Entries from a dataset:

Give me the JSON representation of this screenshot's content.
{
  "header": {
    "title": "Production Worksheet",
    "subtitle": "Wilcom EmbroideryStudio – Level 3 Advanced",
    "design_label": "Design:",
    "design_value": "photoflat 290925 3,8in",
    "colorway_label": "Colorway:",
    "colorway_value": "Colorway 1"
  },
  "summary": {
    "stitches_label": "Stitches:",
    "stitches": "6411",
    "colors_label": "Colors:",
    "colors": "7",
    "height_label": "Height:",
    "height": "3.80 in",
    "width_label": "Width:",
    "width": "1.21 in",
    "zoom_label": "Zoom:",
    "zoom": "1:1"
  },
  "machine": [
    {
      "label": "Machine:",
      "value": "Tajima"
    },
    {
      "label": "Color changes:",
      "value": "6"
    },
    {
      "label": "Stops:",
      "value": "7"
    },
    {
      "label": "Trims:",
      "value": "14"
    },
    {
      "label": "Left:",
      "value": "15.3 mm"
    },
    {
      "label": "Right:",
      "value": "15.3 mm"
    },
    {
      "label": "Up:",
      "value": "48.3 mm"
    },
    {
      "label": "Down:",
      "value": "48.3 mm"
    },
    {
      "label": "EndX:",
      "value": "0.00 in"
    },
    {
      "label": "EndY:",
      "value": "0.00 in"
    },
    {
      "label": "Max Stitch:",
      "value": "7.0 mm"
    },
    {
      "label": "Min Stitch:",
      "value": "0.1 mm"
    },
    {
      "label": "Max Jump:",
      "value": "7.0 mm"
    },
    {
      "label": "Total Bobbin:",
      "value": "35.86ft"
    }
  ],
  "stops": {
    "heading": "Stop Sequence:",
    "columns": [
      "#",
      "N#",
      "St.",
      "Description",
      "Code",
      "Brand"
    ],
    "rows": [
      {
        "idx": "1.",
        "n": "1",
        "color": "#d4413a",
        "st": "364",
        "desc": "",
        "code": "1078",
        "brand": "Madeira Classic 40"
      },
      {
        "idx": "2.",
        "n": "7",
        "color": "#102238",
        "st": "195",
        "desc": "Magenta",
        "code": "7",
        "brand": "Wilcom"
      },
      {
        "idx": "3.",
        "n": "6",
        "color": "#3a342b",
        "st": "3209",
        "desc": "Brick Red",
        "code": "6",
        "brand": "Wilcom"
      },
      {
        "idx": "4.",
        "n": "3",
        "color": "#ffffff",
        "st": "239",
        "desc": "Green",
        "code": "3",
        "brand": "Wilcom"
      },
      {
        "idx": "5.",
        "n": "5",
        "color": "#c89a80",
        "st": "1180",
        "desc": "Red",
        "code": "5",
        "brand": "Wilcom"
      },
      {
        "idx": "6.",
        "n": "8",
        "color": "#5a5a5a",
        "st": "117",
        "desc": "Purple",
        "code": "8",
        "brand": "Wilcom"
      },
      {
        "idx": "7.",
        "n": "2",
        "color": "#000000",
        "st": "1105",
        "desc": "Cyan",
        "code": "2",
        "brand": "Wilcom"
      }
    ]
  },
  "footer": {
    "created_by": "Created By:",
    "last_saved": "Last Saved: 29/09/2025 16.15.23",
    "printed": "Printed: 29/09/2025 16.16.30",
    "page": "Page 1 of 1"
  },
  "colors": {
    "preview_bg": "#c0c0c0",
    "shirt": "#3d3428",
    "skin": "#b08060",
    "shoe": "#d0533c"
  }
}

- **JOB**
Repeat every entry word for word.

- **EXERCISE ANSWER**
Give me the JSON representation of this screenshot's content.
{
  "header": {
    "title": "Production Worksheet",
    "subtitle": "Wilcom EmbroideryStudio – Level 3 Advanced",
    "design_label": "Design:",
    "design_value": "photoflat 290925 3,8in",
    "colorway_label": "Colorway:",
    "colorway_value": "Colorway 1"
  },
  "summary": {
    "stitches_label": "Stitches:",
    "stitches": "6411",
    "colors_label": "Colors:",
    "colors": "7",
    "height_label": "Height:",
    "height": "3.80 in",
    "width_label": "Width:",
    "width": "1.21 in",
    "zoom_label": "Zoom:",
    "zoom": "1:1"
  },
  "machine": [
    {
      "label": "Machine:",
      "value": "Tajima"
    },
    {
      "label": "Color changes:",
      "value": "6"
    },
    {
      "label": "Stops:",
      "value": "7"
    },
    {
      "label": "Trims:",
      "value": "14"
    },
    {
      "label": "Left:",
      "value": "15.3 mm"
    },
    {
      "label": "Right:",
      "value": "15.3 mm"
    },
    {
      "label": "Up:",
      "value": "48.3 mm"
    },
    {
      "label": "Down:",
      "value": "48.3 mm"
    },
    {
      "label": "EndX:",
      "value": "0.00 in"
    },
    {
      "label": "EndY:",
      "value": "0.00 in"
    },
    {
      "label": "Max Stitch:",
      "value": "7.0 mm"
    },
    {
      "label": "Min Stitch:",
      "value": "0.1 mm"
    },
    {
      "label": "Max Jump:",
      "value": "7.0 mm"
    },
    {
      "label": "Total Bobbin:",
      "value": "35.86ft"
    }
  ],
  "stops": {
    "heading": "Stop Sequence:",
    "columns": [
      "#",
      "N#",
      "St.",
      "Description",
      "Code",
      "Brand"
    ],
    "rows": [
      {
        "idx": "1.",
        "n": "1",
        "color": "#d4413a",
        "st": "364",
        "desc": "",
        "code": "1078",
        "brand": "Madeira Classic 40"
      },
      {
        "idx": "2.",
        "n": "7",
        "color": "#102238",
        "st": "195",
        "desc": "Magenta",
        "code": "7",
        "brand": "Wilcom"
      },
      {
        "idx": "3.",
        "n": "6",
        "color": "#3a342b",
        "st": "3209",
        "desc": "Brick Red",
        "code": "6",
        "brand": "Wilcom"
      },
      {
        "idx": "4.",
        "n": "3",
        "color": "#ffffff",
        "st": "239",
        "desc": "Green",
        "code": "3",
        "brand": "Wilcom"
      },
      {
        "idx": "5.",
        "n": "5",
        "color": "#c89a80",
        "st": "1180",
        "desc": "Red",
        "code": "5",
        "brand": "Wilcom"
      },
      {
        "idx": "6.",
        "n": "8",
        "color": "#5a5a5a",
        "st": "117",
        "desc": "Purple",
        "code": "8",
        "brand": "Wilcom"
      },
      {
        "idx": "7.",
        "n": "2",
        "color": "#000000",
        "st": "1105",
        "desc": "Cyan",
        "code": "2",
        "brand": "Wilcom"
      }
    ]
  },
  "footer": {
    "created_by": "Created By:",
    "last_saved": "Last Saved: 29/09/2025 16.15.23",
    "printed": "Printed: 29/09/2025 16.16.30",
    "page": "Page 1 of 1"
  },
  "colors": {
    "preview_bg": "#c0c0c0",
    "shirt": "#3d3428",
    "skin": "#b08060",
    "shoe": "#d0533c"
  }
}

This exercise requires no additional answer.